**To do**.
Copy each line exactly. Leave nothing out.

──────── Data entries

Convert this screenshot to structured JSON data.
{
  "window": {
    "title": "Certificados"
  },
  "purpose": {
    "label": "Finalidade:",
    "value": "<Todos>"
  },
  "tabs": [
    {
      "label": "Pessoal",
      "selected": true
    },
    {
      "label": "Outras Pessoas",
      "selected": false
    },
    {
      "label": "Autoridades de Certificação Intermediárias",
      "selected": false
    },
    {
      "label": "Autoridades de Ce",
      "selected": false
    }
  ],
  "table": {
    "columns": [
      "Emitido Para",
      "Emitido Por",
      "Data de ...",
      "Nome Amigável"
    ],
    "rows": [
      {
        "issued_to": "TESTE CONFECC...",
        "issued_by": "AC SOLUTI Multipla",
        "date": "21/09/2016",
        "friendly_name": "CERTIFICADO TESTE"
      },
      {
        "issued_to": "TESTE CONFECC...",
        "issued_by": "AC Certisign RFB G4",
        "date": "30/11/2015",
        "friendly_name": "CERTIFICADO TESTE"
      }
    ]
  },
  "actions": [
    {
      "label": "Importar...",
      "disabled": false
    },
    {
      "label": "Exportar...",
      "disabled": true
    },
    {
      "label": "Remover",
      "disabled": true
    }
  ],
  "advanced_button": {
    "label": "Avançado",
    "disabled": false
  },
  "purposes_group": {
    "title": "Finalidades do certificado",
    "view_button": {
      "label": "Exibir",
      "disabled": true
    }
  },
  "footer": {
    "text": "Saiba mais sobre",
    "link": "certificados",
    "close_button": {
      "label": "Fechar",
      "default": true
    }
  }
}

────────────────

**Task answer**.
Convert this screenshot to structured JSON data.
{
  "window": {
    "title": "Certificados"
  },
  "purpose": {
    "label": "Finalidade:",
    "value": "<Todos>"
  },
  "tabs": [
    {
      "label": "Pessoal",
      "selected": true
    },
    {
      "label": "Outras Pessoas",
      "selected": false
    },
    {
      "label": "Autoridades de Certificação Intermediárias",
      "selected": false
    },
    {
      "label": "Autoridades de Ce",
      "selected": false
    }
  ],
  "table": {
    "columns": [
      "Emitido Para",
      "Emitido Por",
      "Data de ...",
      "Nome Amigável"
    ],
    "rows": [
      {
        "issued_to": "TESTE CONFECC...",
        "issued_by": "AC SOLUTI Multipla",
        "date": "21/09/2016",
        "friendly_name": "CERTIFICADO TESTE"
      },
      {
        "issued_to": "TESTE CONFECC...",
        "issued_by": "AC Certisign RFB G4",
        "date": "30/11/2015",
        "friendly_name": "CERTIFICADO TESTE"
      }
    ]
  },
  "actions": [
    {
      "label": "Importar...",
      "disabled": false
    },
    {
      "label": "Exportar...",
      "disabled": true
    },
    {
      "label": "Remover",
      "disabled": true
    }
  ],
  "advanced_button": {
    "label": "Avançado",
    "disabled": false
  },
  "purposes_group": {
    "title": "Finalidades do certificado",
    "view_button": {
      "label": "Exibir",
      "disabled": true
    }
  },
  "footer": {
    "text": "Saiba mais sobre",
    "link": "certificados",
    "close_button": {
      "label": "Fechar",
      "default": true
    }
  }
}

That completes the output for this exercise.